インターネットやデジタルテクノロジーが浸透し進化のスピードが勢いを増す中、ステークホルダーや消費者へ情報を発信する方法も多様化しています。今まで多くの企業が行ってきた広報活動に加えて、デジタル時代に合わせた「新しい広報活動」を展開していかなければなりません。
この記事では現代社会における「広報」という言葉の意味をはじめ、よく比較される「広告」との違いや広報担当者の仕事内容・求められるスキルについてを解説します。
目次
デジタル時代の広報とは
広報という言葉は、アメリカ発祥の「PR(=Public Relations)」という概念のなかでも「組織から情報を発信する」ことを指します。
パブリックリレーションズとは「一般の人々(Public)」と「関係性(Relations)」を構築することで、組織が「一般の人々(Public)」との関係性を良好に維持するためにコミュニケーションを図ることを「広報・PR活動」などと呼びます。
昨今、広報・PR活動は社会のデジタル化とともに大きな転換期に突入していますが、SNSやネットニュースの普及により、情報発信を行う側の組織とステークホルダー(利害関係者)・一般消費者の接点が増加していることなどが理由として挙げられます。
増加した結果、広報・PR活動の一環としてWeb媒体を利用した認知拡大施策が活発化しているのが現代の特徴です。

----------

▶ [目標]: 広報についての記事から、「この記事では現代社会における」から「を発信する」ことを指します。」までの部分を一字一句変えずに抜き出してください。 データは使わなくてかまいません。

▶ [利用可能なデータ]:
----------

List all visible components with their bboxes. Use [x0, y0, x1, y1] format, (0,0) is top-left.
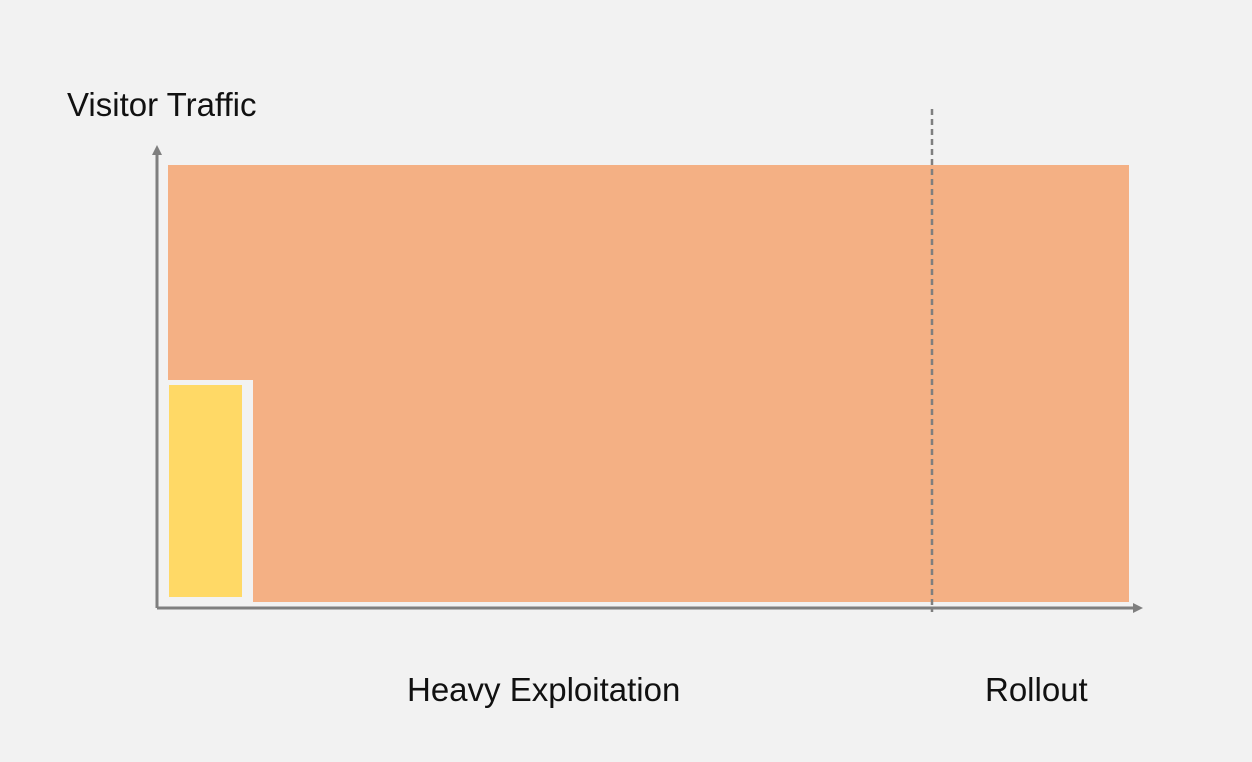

----------

▶ [回答全文]:
この記事では現代社会における「広報」という言葉の意味をはじめ、よく比較される「広告」との違いや広報担当者の仕事内容・求められるスキルについてを解説します。
目次
デジタル時代の広報とは
広報という言葉は、アメリカ発祥の「PR(=Public Relations)」という概念のなかでも「組織から情報を発信する」ことを指します。